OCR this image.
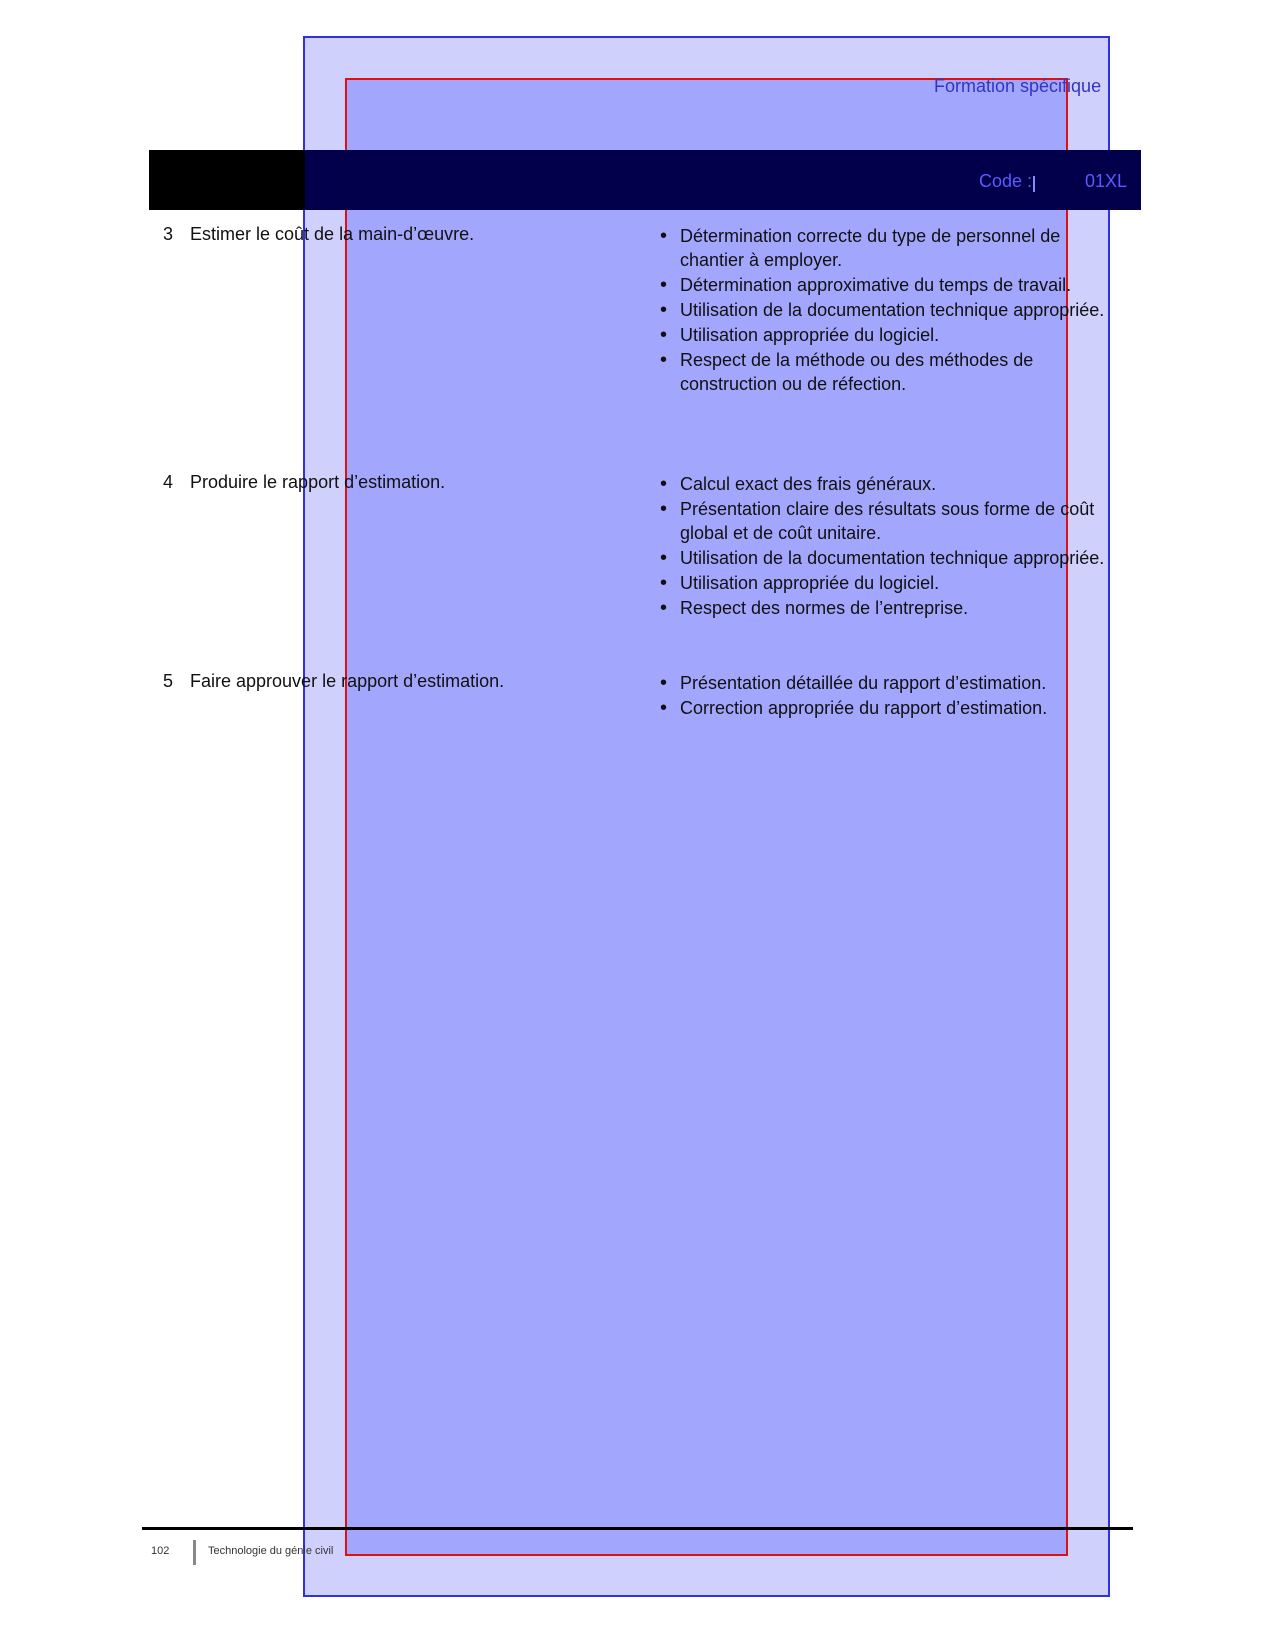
Formation spécifique
Code :	01XL
3 Estimer le coût de la main-d’œuvre.	• Détermination correcte du type de personnel de chantier à employer.
• Détermination approximative du temps de travail.
• Utilisation de la documentation technique appropriée.
• Utilisation appropriée du logiciel.
• Respect de la méthode ou des méthodes de construction ou de réfection.
4 Produire le rapport d’estimation.	• Calcul exact des frais généraux.
• Présentation claire des résultats sous forme de coût global et de coût unitaire.
• Utilisation de la documentation technique appropriée.
• Utilisation appropriée du logiciel.
• Respect des normes de l’entreprise.
5 Faire approuver le rapport d’estimation.	• Présentation détaillée du rapport d’estimation.
• Correction appropriée du rapport d’estimation.
102	Technologie du génie civil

§

▶ [Instructions to follow]:
Copy each line above where the string "Respect" occurs.

▶ [Task solution]:
• Respect de la méthode ou des méthodes de construction ou de réfection.
• Respect des normes de l’entreprise.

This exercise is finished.